** start RECORDS FOR THE EXERCISE **

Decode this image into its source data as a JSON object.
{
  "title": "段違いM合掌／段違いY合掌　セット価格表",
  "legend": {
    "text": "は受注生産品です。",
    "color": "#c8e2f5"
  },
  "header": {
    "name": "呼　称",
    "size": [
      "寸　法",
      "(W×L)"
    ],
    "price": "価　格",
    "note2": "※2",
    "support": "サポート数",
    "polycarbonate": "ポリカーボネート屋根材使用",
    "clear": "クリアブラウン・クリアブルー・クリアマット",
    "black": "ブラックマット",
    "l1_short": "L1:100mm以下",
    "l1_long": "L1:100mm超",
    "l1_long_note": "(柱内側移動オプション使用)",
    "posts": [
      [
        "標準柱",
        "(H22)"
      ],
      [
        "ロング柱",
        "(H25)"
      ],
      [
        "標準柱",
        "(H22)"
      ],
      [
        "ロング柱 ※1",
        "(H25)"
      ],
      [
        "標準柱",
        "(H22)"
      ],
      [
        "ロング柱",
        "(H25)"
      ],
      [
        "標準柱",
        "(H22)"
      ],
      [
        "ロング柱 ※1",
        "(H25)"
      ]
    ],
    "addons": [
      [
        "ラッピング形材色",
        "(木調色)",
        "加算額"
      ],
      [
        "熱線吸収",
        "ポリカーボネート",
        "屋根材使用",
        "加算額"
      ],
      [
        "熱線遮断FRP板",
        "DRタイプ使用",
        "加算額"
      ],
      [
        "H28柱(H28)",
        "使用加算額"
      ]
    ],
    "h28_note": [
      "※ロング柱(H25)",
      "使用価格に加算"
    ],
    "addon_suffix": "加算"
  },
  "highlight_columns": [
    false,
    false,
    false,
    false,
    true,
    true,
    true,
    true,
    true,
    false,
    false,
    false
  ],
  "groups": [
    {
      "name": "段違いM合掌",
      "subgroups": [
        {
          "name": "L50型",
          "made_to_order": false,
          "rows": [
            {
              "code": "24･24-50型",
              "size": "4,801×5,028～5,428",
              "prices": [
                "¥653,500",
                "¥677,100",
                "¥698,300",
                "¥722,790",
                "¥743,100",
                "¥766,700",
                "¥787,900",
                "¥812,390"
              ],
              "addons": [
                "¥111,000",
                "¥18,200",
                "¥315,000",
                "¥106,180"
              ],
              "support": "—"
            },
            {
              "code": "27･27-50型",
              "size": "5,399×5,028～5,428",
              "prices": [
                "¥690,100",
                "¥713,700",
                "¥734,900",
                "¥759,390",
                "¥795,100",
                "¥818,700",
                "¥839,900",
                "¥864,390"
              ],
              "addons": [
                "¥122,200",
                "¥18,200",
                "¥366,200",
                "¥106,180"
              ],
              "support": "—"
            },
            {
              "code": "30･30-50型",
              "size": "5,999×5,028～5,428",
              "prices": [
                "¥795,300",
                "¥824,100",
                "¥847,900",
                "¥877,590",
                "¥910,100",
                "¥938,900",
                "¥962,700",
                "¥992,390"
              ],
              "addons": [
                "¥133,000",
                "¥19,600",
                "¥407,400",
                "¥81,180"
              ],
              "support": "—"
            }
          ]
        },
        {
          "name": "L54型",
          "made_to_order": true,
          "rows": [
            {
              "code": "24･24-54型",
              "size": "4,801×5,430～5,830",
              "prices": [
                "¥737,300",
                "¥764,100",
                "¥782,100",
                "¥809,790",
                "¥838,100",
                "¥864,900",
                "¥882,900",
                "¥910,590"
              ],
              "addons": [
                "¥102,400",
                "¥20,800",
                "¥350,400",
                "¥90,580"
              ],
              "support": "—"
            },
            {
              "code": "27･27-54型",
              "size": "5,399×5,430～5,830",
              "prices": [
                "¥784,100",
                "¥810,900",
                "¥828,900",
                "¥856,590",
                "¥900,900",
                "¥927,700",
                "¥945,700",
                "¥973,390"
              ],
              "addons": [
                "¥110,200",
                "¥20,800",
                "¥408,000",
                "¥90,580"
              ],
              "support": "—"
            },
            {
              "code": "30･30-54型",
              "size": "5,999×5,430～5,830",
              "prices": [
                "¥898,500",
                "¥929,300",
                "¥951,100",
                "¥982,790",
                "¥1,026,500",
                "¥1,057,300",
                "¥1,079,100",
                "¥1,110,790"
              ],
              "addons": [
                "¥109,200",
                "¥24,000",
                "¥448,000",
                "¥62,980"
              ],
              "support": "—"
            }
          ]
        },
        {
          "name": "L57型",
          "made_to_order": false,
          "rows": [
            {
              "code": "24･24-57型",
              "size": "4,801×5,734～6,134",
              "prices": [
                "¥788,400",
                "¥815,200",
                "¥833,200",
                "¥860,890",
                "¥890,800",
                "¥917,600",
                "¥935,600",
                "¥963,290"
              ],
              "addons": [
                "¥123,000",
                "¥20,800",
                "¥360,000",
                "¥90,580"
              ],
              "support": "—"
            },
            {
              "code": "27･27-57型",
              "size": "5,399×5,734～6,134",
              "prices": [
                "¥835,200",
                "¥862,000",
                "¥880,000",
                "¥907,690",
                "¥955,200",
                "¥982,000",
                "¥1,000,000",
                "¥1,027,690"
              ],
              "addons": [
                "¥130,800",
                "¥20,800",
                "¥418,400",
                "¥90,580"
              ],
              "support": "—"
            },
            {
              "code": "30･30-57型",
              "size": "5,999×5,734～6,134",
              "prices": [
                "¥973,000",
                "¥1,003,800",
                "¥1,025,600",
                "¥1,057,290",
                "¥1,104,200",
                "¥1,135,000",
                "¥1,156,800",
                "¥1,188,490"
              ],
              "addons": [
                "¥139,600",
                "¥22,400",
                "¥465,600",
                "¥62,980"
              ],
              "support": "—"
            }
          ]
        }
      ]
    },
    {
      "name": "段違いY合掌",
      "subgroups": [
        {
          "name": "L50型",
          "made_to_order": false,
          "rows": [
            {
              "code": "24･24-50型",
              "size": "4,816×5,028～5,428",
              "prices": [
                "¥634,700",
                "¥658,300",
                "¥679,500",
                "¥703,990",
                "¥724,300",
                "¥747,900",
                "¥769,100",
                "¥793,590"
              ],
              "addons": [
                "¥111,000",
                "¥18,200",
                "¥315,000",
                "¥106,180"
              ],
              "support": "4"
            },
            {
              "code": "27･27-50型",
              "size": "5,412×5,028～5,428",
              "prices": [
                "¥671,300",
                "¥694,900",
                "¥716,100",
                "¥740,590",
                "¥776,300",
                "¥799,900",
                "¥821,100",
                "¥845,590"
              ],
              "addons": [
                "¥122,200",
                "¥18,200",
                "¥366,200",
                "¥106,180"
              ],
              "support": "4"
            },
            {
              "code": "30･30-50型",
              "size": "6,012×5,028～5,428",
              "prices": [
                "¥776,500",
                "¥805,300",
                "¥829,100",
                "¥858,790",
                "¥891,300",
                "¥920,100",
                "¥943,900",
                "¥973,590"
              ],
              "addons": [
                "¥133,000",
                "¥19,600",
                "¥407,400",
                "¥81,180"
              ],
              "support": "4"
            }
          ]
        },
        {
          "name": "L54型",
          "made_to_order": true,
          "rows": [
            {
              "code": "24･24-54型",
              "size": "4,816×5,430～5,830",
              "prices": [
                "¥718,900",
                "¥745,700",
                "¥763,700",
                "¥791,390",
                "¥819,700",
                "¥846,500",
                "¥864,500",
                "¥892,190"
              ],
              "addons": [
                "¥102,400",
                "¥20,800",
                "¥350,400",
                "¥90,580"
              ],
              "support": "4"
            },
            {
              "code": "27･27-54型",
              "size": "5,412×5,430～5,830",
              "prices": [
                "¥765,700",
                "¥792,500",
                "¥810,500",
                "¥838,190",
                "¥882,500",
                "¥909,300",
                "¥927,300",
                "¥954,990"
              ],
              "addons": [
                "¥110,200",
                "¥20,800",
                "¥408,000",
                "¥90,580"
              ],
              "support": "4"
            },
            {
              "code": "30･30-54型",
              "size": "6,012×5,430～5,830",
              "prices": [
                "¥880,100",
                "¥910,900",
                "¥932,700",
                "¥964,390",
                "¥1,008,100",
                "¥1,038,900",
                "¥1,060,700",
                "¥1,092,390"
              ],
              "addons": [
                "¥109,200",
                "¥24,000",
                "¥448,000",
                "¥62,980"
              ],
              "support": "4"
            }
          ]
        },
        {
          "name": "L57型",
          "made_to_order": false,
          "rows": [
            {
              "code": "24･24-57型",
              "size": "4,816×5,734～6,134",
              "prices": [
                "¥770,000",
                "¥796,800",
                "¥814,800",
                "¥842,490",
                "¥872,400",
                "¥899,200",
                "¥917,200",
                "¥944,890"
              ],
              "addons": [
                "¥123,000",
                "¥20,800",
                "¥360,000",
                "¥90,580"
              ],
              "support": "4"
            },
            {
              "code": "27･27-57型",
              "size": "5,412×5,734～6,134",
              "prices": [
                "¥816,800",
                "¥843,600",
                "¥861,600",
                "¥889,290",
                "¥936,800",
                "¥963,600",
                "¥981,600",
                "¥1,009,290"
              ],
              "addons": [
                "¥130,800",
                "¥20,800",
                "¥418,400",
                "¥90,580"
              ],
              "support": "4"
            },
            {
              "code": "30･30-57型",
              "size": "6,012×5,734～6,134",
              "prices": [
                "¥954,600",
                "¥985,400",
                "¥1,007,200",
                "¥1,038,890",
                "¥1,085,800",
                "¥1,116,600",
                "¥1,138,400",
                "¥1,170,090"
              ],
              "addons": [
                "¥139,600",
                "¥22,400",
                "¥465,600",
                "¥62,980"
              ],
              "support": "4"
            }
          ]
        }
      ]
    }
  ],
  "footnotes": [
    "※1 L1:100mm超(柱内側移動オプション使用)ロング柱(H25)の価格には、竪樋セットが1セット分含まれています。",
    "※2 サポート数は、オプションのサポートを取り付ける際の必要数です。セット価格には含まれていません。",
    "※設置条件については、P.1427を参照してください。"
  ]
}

** end RECORDS FOR THE EXERCISE **

Using the data above, copy each line that contains "柱内側移動オプション使用".

    "l1_long_note": "(柱内側移動オプション使用)",
    "※1 L1:100mm超(柱内側移動オプション使用)ロング柱(H25)の価格には、竪樋セットが1セット分含まれています。",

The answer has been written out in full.